**GIVEN EXERCISE**
Extract, from the listing that follows, each line containing the word "page".

**SUPPLIED DATA**
◇ ◇ ◇ ◇
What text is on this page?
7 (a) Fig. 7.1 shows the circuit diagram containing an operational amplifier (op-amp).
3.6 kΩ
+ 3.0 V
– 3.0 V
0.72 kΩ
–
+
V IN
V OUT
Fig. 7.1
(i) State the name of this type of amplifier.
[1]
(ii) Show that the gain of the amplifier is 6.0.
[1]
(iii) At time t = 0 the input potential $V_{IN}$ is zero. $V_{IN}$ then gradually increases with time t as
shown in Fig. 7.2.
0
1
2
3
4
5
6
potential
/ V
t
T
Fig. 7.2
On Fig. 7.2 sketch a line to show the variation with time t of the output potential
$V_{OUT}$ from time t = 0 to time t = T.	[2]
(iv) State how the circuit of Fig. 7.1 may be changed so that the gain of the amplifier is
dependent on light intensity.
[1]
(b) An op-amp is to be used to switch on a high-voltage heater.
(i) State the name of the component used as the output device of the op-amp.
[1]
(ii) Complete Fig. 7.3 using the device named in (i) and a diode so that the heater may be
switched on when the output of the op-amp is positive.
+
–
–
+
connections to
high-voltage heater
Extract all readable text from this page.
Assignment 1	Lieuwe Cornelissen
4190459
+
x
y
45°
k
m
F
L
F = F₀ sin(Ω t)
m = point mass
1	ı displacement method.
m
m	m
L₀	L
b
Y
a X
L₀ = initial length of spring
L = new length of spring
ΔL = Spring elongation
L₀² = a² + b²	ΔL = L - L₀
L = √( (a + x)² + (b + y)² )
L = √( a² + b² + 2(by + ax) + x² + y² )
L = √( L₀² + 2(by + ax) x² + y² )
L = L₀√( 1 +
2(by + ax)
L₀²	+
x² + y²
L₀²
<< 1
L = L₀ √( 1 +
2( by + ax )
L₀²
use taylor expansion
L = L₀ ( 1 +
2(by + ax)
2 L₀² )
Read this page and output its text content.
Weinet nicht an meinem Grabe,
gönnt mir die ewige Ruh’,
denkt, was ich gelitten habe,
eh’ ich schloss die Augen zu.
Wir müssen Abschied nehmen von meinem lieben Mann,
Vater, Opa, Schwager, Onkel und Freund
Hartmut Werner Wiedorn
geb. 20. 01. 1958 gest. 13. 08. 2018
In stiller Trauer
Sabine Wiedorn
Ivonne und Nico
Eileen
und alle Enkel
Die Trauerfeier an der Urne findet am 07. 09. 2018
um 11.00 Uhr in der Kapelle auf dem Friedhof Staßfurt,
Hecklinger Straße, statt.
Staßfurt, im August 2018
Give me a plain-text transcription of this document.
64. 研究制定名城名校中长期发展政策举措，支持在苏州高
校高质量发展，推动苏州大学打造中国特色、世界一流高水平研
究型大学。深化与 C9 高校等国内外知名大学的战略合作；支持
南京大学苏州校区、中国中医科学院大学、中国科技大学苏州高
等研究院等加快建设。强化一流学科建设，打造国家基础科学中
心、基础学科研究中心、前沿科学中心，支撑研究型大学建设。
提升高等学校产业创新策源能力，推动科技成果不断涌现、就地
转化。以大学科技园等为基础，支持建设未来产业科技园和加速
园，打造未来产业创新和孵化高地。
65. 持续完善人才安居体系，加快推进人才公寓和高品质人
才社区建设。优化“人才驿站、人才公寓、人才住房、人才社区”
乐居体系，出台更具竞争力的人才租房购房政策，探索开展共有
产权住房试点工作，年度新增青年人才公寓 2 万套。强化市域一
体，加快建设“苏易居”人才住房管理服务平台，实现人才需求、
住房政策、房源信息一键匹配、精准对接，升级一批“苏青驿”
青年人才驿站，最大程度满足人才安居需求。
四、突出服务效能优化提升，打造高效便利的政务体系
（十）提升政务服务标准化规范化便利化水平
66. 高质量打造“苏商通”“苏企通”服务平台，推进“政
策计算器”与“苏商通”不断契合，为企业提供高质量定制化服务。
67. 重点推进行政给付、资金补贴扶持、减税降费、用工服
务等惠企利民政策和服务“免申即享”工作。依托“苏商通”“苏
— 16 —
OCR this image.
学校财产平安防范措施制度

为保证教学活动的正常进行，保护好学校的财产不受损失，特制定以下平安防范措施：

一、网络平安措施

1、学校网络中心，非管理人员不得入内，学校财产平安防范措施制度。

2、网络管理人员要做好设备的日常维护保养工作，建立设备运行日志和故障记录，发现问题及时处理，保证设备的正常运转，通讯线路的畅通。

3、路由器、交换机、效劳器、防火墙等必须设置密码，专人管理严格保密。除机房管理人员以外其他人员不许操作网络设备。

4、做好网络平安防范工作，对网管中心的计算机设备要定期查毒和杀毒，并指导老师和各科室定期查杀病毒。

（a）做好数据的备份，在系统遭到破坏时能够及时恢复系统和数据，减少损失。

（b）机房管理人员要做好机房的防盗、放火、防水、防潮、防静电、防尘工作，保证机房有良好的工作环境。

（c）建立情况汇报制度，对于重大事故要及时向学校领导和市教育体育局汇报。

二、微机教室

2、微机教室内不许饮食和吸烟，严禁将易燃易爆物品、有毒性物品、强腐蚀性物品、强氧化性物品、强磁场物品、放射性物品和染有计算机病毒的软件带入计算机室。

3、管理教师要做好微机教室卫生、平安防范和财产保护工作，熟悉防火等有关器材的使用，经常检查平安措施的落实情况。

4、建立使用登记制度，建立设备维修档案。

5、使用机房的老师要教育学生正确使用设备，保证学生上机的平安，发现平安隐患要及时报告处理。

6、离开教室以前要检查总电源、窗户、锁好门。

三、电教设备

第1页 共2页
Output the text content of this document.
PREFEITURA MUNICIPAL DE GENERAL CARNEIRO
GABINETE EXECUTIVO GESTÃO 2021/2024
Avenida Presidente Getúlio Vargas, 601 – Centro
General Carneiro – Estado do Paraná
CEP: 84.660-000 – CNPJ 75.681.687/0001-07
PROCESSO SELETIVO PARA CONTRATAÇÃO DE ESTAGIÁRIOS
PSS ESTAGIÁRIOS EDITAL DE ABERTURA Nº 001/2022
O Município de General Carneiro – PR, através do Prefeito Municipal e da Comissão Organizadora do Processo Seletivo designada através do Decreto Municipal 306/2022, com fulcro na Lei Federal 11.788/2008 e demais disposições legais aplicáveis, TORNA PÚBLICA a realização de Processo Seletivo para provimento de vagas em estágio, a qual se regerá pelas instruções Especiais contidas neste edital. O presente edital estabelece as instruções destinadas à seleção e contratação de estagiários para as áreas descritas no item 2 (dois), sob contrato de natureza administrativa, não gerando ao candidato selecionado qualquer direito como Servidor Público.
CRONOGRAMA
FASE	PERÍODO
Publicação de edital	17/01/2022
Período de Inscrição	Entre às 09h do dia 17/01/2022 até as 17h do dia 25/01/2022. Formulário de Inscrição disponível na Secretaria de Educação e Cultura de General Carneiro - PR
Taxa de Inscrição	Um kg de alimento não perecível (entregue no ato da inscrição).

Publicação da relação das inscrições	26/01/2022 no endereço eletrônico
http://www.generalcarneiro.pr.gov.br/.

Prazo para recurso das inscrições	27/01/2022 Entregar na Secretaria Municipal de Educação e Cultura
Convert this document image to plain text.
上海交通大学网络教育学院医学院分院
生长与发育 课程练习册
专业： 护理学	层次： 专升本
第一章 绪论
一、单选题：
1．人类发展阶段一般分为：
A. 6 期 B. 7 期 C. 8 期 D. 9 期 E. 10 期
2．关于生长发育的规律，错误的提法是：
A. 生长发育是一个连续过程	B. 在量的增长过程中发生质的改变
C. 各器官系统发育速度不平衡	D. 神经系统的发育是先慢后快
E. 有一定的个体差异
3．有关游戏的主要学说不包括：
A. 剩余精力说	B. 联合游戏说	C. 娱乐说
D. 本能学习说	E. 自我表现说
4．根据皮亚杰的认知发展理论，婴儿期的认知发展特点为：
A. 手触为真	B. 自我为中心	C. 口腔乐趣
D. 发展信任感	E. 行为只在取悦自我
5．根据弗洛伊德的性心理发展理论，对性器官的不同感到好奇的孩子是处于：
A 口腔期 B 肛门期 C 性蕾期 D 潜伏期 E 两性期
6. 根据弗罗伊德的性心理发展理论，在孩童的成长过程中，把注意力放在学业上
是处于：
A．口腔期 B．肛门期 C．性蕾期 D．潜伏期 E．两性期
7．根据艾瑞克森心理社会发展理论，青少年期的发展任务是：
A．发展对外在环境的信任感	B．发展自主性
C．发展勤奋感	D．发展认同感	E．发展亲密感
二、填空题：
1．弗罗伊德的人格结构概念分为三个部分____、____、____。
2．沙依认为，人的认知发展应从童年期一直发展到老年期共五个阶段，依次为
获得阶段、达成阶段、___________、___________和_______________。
◇ ◇ ◇ ◇
**WRITTEN RESPONSE**
What text is on this page?
Extract all readable text from this page.
Read this page and output its text content.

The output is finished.